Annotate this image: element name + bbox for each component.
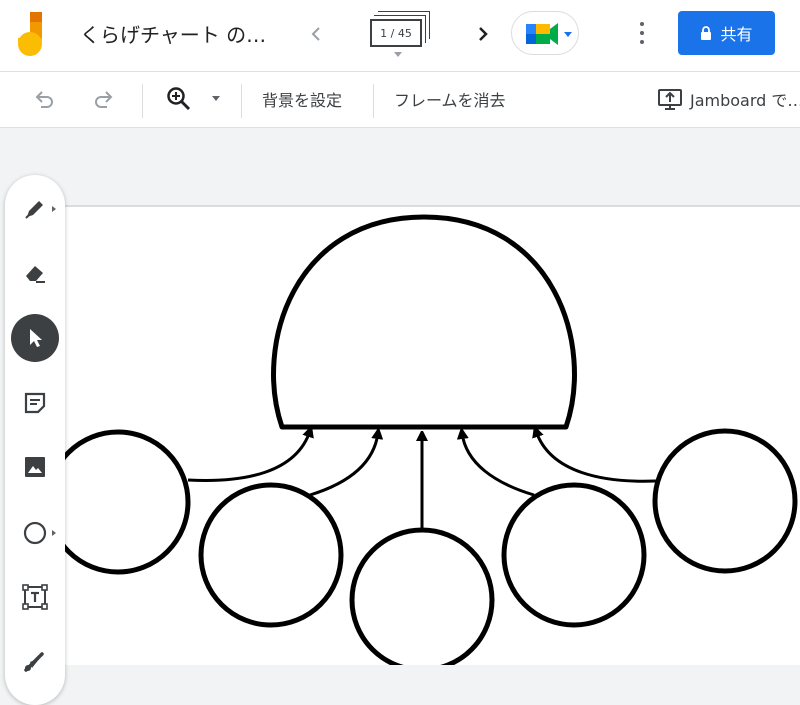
set-background-button[interactable]: 背景を設定 (262, 84, 342, 114)
circle-center (349, 527, 495, 665)
eraser-tool[interactable] (11, 249, 59, 297)
image-tool[interactable] (11, 443, 59, 491)
laser-pointer-icon (24, 652, 44, 672)
present-to-screen-icon (658, 89, 682, 110)
shape-tool[interactable] (11, 509, 59, 557)
arrow-inner-left (309, 433, 378, 497)
google-meet-icon (526, 23, 572, 45)
share-button[interactable]: 共有 (678, 11, 775, 55)
sticky-note-tool[interactable] (11, 379, 59, 427)
more-options-button[interactable] (628, 18, 656, 48)
zoom-in-icon (167, 87, 191, 111)
action-toolbar: 背景を設定 フレームを消去 Jamboard で… (0, 72, 800, 128)
jamboard-logo[interactable] (16, 10, 52, 62)
sticky-note-icon (24, 392, 46, 414)
caret-right-icon (52, 530, 56, 536)
document-title[interactable]: くらげチャート の… (80, 19, 290, 48)
pen-icon (25, 201, 43, 219)
top-bar: くらげチャート の… 1 / 45 共有 (0, 0, 800, 72)
clear-frame-button[interactable]: フレームを消去 (394, 84, 506, 114)
text-box-tool[interactable] (11, 573, 59, 621)
more-vert-icon (640, 22, 644, 26)
undo-icon (35, 91, 53, 108)
redo-icon (95, 91, 113, 108)
whiteboard-canvas[interactable] (64, 205, 800, 665)
present-button[interactable]: Jamboard で… (656, 84, 800, 114)
chevron-right-icon (479, 27, 488, 41)
caret-right-icon (52, 206, 56, 212)
next-frame-button[interactable] (470, 20, 496, 48)
circle-far-right (652, 428, 798, 574)
caret-down-icon (212, 96, 220, 101)
frame-bar-toggle[interactable]: 1 / 45 (366, 10, 430, 62)
cursor-arrow-icon (30, 329, 42, 347)
circle-icon (23, 521, 47, 545)
circle-inner-right (501, 482, 647, 628)
redo-button[interactable] (88, 84, 120, 114)
select-tool[interactable] (11, 314, 59, 362)
lock-icon (701, 26, 712, 40)
zoom-button[interactable] (160, 84, 230, 114)
arrow-far-right (536, 431, 657, 483)
circle-inner-left (198, 482, 344, 628)
tool-palette (5, 175, 65, 705)
image-icon (25, 457, 45, 477)
caret-down-icon (394, 52, 402, 57)
circle-far-left (64, 429, 191, 575)
arrow-inner-right (462, 433, 535, 497)
arrow-far-left (187, 431, 310, 482)
text-box-icon (22, 584, 48, 610)
undo-button[interactable] (28, 84, 60, 114)
meet-button[interactable] (511, 11, 579, 55)
frame-counter-label: 1 / 45 (370, 19, 422, 47)
dome-shape (271, 214, 577, 430)
share-label: 共有 (720, 25, 753, 44)
chevron-left-icon (311, 27, 320, 41)
previous-frame-button[interactable] (303, 20, 329, 48)
pen-tool[interactable] (11, 185, 59, 233)
present-label: Jamboard で… (690, 91, 800, 110)
laser-tool[interactable] (11, 637, 59, 685)
jellyfish-chart-drawing (64, 214, 798, 665)
eraser-icon (26, 266, 45, 283)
======
▶ [Your task]:
Retype every row above verbatim, omitting the picture.

▶ [Written solution]:
Annotate this image: element name + bbox for each component.
set-background-button[interactable]: 背景を設定 (262, 84, 342, 114)
circle-center (349, 527, 495, 665)
eraser-tool[interactable] (11, 249, 59, 297)
image-tool[interactable] (11, 443, 59, 491)
laser-pointer-icon (24, 652, 44, 672)
present-to-screen-icon (658, 89, 682, 110)
shape-tool[interactable] (11, 509, 59, 557)
arrow-inner-left (309, 433, 378, 497)
google-meet-icon (526, 23, 572, 45)
share-button[interactable]: 共有 (678, 11, 775, 55)
sticky-note-tool[interactable] (11, 379, 59, 427)
more-options-button[interactable] (628, 18, 656, 48)
zoom-in-icon (167, 87, 191, 111)
action-toolbar: 背景を設定 フレームを消去 Jamboard で… (0, 72, 800, 128)
jamboard-logo[interactable] (16, 10, 52, 62)
sticky-note-icon (24, 392, 46, 414)
caret-right-icon (52, 530, 56, 536)
document-title[interactable]: くらげチャート の… (80, 19, 290, 48)
pen-icon (25, 201, 43, 219)
top-bar: くらげチャート の… 1 / 45 共有 (0, 0, 800, 72)
clear-frame-button[interactable]: フレームを消去 (394, 84, 506, 114)
text-box-tool[interactable] (11, 573, 59, 621)
more-vert-icon (640, 22, 644, 26)
undo-icon (35, 91, 53, 108)
redo-icon (95, 91, 113, 108)
whiteboard-canvas[interactable] (64, 205, 800, 665)
present-button[interactable]: Jamboard で… (656, 84, 800, 114)
chevron-right-icon (479, 27, 488, 41)
caret-right-icon (52, 206, 56, 212)
next-frame-button[interactable] (470, 20, 496, 48)
circle-far-right (652, 428, 798, 574)
caret-down-icon (212, 96, 220, 101)
frame-bar-toggle[interactable]: 1 / 45 (366, 10, 430, 62)
cursor-arrow-icon (30, 329, 42, 347)
circle-icon (23, 521, 47, 545)
circle-inner-right (501, 482, 647, 628)
redo-button[interactable] (88, 84, 120, 114)
select-tool[interactable] (11, 314, 59, 362)
lock-icon (701, 26, 712, 40)
zoom-button[interactable] (160, 84, 230, 114)
arrow-far-right (536, 431, 657, 483)
circle-inner-left (198, 482, 344, 628)
tool-palette (5, 175, 65, 705)
image-icon (25, 457, 45, 477)
caret-down-icon (394, 52, 402, 57)
circle-far-left (64, 429, 191, 575)
arrow-inner-right (462, 433, 535, 497)
arrow-far-left (187, 431, 310, 482)
text-box-icon (22, 584, 48, 610)
undo-button[interactable] (28, 84, 60, 114)
meet-button[interactable] (511, 11, 579, 55)
frame-counter-label: 1 / 45 (370, 19, 422, 47)
dome-shape (271, 214, 577, 430)
share-label: 共有 (720, 25, 753, 44)
chevron-left-icon (311, 27, 320, 41)
previous-frame-button[interactable] (303, 20, 329, 48)
pen-tool[interactable] (11, 185, 59, 233)
present-label: Jamboard で… (690, 91, 800, 110)
laser-tool[interactable] (11, 637, 59, 685)
jellyfish-chart-drawing (64, 214, 798, 665)
eraser-icon (26, 266, 45, 283)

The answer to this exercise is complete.